> Prompt
Exactly reproduce the lines from the one holding "Transcribe the text in this document." through the final line of the listing below, with both ends included and nothing else.
··· Material shown ···
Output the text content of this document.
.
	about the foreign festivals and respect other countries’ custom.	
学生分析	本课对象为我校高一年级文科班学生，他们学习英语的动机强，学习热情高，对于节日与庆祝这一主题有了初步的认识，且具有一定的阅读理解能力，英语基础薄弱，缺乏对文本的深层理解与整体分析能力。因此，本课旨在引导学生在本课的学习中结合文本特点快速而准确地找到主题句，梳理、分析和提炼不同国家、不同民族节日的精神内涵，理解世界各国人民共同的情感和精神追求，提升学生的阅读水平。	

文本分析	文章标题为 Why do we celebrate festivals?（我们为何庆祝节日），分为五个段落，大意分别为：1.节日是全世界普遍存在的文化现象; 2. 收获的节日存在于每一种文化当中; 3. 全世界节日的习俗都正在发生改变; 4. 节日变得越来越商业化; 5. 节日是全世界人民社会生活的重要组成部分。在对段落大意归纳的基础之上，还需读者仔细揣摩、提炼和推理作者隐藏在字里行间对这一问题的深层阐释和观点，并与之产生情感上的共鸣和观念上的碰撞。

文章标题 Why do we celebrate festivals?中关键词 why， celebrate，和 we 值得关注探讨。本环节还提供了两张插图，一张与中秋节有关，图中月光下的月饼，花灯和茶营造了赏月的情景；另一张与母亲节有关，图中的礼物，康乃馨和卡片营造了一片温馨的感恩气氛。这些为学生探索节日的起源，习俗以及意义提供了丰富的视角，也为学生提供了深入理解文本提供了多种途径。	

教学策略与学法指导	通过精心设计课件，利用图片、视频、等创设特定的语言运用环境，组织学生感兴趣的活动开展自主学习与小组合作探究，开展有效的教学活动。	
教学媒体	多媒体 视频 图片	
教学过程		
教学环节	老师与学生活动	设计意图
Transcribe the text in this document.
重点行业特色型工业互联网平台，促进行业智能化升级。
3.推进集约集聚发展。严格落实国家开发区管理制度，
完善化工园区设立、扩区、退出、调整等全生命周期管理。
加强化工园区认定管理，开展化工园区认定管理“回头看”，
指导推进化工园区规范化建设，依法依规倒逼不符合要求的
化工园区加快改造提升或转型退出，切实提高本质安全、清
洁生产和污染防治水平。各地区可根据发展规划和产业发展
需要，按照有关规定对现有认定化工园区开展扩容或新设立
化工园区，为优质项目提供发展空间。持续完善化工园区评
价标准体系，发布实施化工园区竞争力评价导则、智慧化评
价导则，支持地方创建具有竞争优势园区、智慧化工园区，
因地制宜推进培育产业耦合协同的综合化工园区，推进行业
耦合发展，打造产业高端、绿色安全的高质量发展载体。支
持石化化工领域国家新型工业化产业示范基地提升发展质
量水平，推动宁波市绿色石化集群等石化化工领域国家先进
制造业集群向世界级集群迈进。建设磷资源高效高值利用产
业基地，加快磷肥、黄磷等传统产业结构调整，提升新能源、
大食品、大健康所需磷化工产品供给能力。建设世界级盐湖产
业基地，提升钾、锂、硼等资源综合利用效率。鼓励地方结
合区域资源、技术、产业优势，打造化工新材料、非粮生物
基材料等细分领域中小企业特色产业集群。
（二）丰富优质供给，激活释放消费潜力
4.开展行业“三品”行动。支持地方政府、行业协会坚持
···
> Answer to this problem
Transcribe the text in this document.
重点行业特色型工业互联网平台，促进行业智能化升级。
3.推进集约集聚发展。严格落实国家开发区管理制度，
完善化工园区设立、扩区、退出、调整等全生命周期管理。
加强化工园区认定管理，开展化工园区认定管理“回头看”，
指导推进化工园区规范化建设，依法依规倒逼不符合要求的
化工园区加快改造提升或转型退出，切实提高本质安全、清
洁生产和污染防治水平。各地区可根据发展规划和产业发展
需要，按照有关规定对现有认定化工园区开展扩容或新设立
化工园区，为优质项目提供发展空间。持续完善化工园区评
价标准体系，发布实施化工园区竞争力评价导则、智慧化评
价导则，支持地方创建具有竞争优势园区、智慧化工园区，
因地制宜推进培育产业耦合协同的综合化工园区，推进行业
耦合发展，打造产业高端、绿色安全的高质量发展载体。支
持石化化工领域国家新型工业化产业示范基地提升发展质
量水平，推动宁波市绿色石化集群等石化化工领域国家先进
制造业集群向世界级集群迈进。建设磷资源高效高值利用产
业基地，加快磷肥、黄磷等传统产业结构调整，提升新能源、
大食品、大健康所需磷化工产品供给能力。建设世界级盐湖产
业基地，提升钾、锂、硼等资源综合利用效率。鼓励地方结
合区域资源、技术、产业优势，打造化工新材料、非粮生物
基材料等细分领域中小企业特色产业集群。
（二）丰富优质供给，激活释放消费潜力
4.开展行业“三品”行动。支持地方政府、行业协会坚持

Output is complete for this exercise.